Given records:
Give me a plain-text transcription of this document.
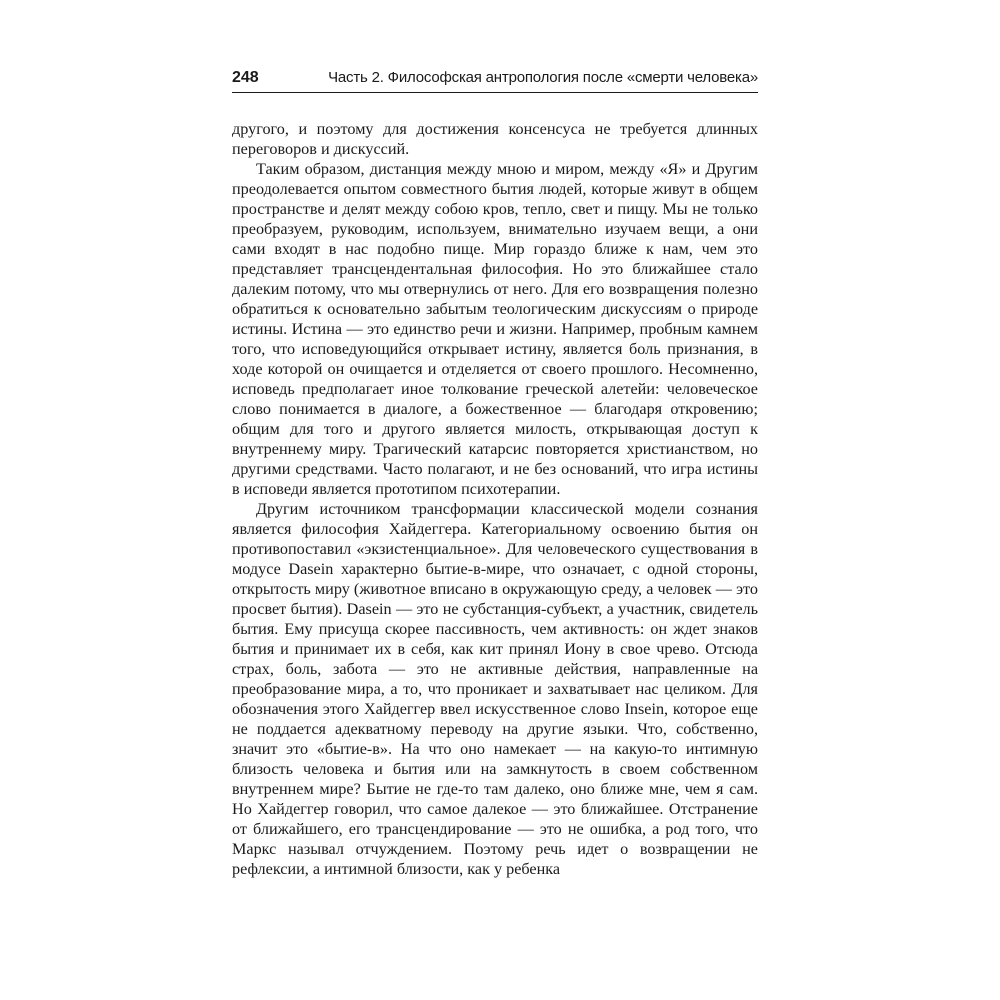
248	Часть 2. Философская антропология после «смерти человека»

другого, и поэтому для достижения консенсуса не требуется длинных переговоров и дискуссий.

Таким образом, дистанция между мною и миром, между «Я» и Другим преодолевается опытом совместного бытия людей, которые живут в общем пространстве и делят между собою кров, тепло, свет и пищу. Мы не только преобразуем, руководим, используем, внимательно изучаем вещи, а они сами входят в нас подобно пище. Мир гораздо ближе к нам, чем это представляет трансцендентальная философия. Но это ближайшее стало далеким потому, что мы отвернулись от него. Для его возвращения полезно обратиться к основательно забытым теологическим дискуссиям о природе истины. Истина — это единство речи и жизни. Например, пробным камнем того, что исповедующийся открывает истину, является боль признания, в ходе которой он очищается и отделяется от своего прошлого. Несомненно, исповедь предполагает иное толкование греческой алетейи: человеческое слово понимается в диалоге, а божественное — благодаря откровению; общим для того и другого является милость, открывающая доступ к внутреннему миру. Трагический катарсис повторяется христианством, но другими средствами. Часто полагают, и не без оснований, что игра истины в исповеди является прототипом психотерапии.

Другим источником трансформации классической модели сознания является философия Хайдеггера. Категориальному освоению бытия он противопоставил «экзистенциальное». Для человеческого существования в модусе Dasein характерно бытие-в-мире, что означает, с одной стороны, открытость миру (животное вписано в окружающую среду, а человек — это просвет бытия). Dasein — это не субстанция-субъект, а участник, свидетель бытия. Ему присуща скорее пассивность, чем активность: он ждет знаков бытия и принимает их в себя, как кит принял Иону в свое чрево. Отсюда страх, боль, забота — это не активные действия, направленные на преобразование мира, а то, что проникает и захватывает нас целиком. Для обозначения этого Хайдеггер ввел искусственное слово Insein, которое еще не поддается адекватному переводу на другие языки. Что, собственно, значит это «бытие-в». На что оно намекает — на какую-то интимную близость человека и бытия или на замкнутость в своем собственном внутреннем мире? Бытие не где-то там далеко, оно ближе мне, чем я сам. Но Хайдеггер говорил, что самое далекое — это ближайшее. Отстранение от ближайшего, его трансцендирование — это не ошибка, а род того, что Маркс называл отчуждением. Поэтому речь идет о возвращении не рефлексии, а интимной близости, как у ребенка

Required task:
Print out the material word for word, omitting the pictures.

Exercise output:
Give me a plain-text transcription of this document.
248	Часть 2. Философская антропология после «смерти человека»

другого, и поэтому для достижения консенсуса не требуется длинных переговоров и дискуссий.

Таким образом, дистанция между мною и миром, между «Я» и Другим преодолевается опытом совместного бытия людей, которые живут в общем пространстве и делят между собою кров, тепло, свет и пищу. Мы не только преобразуем, руководим, используем, внимательно изучаем вещи, а они сами входят в нас подобно пище. Мир гораздо ближе к нам, чем это представляет трансцендентальная философия. Но это ближайшее стало далеким потому, что мы отвернулись от него. Для его возвращения полезно обратиться к основательно забытым теологическим дискуссиям о природе истины. Истина — это единство речи и жизни. Например, пробным камнем того, что исповедующийся открывает истину, является боль признания, в ходе которой он очищается и отделяется от своего прошлого. Несомненно, исповедь предполагает иное толкование греческой алетейи: человеческое слово понимается в диалоге, а божественное — благодаря откровению; общим для того и другого является милость, открывающая доступ к внутреннему миру. Трагический катарсис повторяется христианством, но другими средствами. Часто полагают, и не без оснований, что игра истины в исповеди является прототипом психотерапии.

Другим источником трансформации классической модели сознания является философия Хайдеггера. Категориальному освоению бытия он противопоставил «экзистенциальное». Для человеческого существования в модусе Dasein характерно бытие-в-мире, что означает, с одной стороны, открытость миру (животное вписано в окружающую среду, а человек — это просвет бытия). Dasein — это не субстанция-субъект, а участник, свидетель бытия. Ему присуща скорее пассивность, чем активность: он ждет знаков бытия и принимает их в себя, как кит принял Иону в свое чрево. Отсюда страх, боль, забота — это не активные действия, направленные на преобразование мира, а то, что проникает и захватывает нас целиком. Для обозначения этого Хайдеггер ввел искусственное слово Insein, которое еще не поддается адекватному переводу на другие языки. Что, собственно, значит это «бытие-в». На что оно намекает — на какую-то интимную близость человека и бытия или на замкнутость в своем собственном внутреннем мире? Бытие не где-то там далеко, оно ближе мне, чем я сам. Но Хайдеггер говорил, что самое далекое — это ближайшее. Отстранение от ближайшего, его трансцендирование — это не ошибка, а род того, что Маркс называл отчуждением. Поэтому речь идет о возвращении не рефлексии, а интимной близости, как у ребенка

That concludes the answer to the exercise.